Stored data
┄┄┄┄┄┄┄┄┄┄

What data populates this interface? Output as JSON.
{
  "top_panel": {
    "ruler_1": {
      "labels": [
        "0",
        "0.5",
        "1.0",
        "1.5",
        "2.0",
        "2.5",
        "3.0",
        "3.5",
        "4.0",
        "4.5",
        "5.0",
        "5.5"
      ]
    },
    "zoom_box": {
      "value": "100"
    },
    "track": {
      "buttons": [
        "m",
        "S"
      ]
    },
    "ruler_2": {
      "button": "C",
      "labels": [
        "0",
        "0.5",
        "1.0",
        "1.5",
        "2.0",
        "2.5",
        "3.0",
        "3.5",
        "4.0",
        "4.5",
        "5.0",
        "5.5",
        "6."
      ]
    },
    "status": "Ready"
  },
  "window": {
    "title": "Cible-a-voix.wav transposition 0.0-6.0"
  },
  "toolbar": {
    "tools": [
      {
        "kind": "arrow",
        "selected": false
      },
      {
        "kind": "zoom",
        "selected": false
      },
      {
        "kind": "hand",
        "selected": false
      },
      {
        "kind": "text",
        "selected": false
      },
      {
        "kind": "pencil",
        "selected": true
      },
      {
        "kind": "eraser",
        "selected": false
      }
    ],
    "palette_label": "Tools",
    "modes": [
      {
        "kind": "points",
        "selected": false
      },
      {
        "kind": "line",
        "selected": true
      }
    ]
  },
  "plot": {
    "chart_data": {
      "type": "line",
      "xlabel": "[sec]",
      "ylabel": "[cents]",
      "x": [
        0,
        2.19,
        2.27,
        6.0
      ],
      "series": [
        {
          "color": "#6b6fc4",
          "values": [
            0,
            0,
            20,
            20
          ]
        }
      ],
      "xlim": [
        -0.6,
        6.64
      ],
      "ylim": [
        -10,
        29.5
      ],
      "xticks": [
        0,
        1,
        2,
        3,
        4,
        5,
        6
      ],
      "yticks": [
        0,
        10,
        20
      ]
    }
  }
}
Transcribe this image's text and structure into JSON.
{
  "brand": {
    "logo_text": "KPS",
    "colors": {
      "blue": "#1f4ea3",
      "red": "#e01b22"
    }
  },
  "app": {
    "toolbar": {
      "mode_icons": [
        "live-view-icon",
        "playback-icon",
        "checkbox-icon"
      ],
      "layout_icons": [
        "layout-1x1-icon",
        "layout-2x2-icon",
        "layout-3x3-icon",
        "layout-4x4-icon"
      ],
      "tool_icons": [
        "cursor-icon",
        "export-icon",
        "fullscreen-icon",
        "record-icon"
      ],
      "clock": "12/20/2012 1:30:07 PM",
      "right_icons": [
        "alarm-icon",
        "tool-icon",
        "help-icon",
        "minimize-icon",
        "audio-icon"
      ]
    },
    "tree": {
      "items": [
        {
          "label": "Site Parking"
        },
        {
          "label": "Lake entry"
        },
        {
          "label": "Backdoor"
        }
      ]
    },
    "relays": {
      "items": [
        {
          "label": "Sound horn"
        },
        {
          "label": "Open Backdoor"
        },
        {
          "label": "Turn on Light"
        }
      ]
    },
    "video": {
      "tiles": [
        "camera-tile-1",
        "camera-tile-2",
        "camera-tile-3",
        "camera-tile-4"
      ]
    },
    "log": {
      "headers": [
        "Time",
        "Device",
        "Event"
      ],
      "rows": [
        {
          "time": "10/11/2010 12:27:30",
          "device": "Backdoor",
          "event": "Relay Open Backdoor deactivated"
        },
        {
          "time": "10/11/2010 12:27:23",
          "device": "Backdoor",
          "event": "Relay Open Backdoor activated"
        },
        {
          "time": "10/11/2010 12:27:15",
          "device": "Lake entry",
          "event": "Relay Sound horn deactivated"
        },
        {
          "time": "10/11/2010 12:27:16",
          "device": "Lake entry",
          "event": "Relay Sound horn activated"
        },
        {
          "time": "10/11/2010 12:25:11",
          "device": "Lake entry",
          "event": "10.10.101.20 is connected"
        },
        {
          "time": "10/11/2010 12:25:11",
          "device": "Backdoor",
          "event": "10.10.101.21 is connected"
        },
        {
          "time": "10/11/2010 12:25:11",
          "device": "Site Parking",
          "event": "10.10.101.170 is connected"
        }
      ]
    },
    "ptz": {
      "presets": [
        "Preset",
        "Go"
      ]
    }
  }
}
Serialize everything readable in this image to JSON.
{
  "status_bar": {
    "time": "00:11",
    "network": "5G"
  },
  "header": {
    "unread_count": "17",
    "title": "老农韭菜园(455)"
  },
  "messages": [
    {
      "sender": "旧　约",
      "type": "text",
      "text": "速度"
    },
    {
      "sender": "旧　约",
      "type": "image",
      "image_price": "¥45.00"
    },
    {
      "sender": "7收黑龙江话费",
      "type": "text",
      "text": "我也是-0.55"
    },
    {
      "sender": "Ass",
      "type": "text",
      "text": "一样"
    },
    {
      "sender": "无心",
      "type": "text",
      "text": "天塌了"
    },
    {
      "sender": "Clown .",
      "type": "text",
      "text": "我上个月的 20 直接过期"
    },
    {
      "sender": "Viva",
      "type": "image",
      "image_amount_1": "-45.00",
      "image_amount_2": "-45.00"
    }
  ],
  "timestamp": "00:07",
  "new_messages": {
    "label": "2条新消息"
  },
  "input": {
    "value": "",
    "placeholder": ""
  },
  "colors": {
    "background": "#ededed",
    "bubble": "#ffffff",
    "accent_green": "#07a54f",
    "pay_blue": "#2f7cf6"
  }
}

┄┄┄┄┄┄┄┄┄┄

**Written exercise:** Note how many lines of the material contain the string "Open". Then report that number by itself.

**Exercise response:** 3